--- Begin ---
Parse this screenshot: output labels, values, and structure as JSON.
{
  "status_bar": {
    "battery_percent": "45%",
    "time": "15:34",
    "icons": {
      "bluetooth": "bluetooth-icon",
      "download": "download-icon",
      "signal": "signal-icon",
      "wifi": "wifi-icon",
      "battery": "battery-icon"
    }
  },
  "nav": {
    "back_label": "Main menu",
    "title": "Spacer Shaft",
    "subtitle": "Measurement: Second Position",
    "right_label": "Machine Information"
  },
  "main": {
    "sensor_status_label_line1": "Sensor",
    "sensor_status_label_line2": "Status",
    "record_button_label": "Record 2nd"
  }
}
--- End ---
=== Directive ===
Restate the whole listing exactly.

=== Final result ===
Parse this screenshot: output labels, values, and structure as JSON.
{
  "status_bar": {
    "battery_percent": "45%",
    "time": "15:34",
    "icons": {
      "bluetooth": "bluetooth-icon",
      "download": "download-icon",
      "signal": "signal-icon",
      "wifi": "wifi-icon",
      "battery": "battery-icon"
    }
  },
  "nav": {
    "back_label": "Main menu",
    "title": "Spacer Shaft",
    "subtitle": "Measurement: Second Position",
    "right_label": "Machine Information"
  },
  "main": {
    "sensor_status_label_line1": "Sensor",
    "sensor_status_label_line2": "Status",
    "record_button_label": "Record 2nd"
  }
}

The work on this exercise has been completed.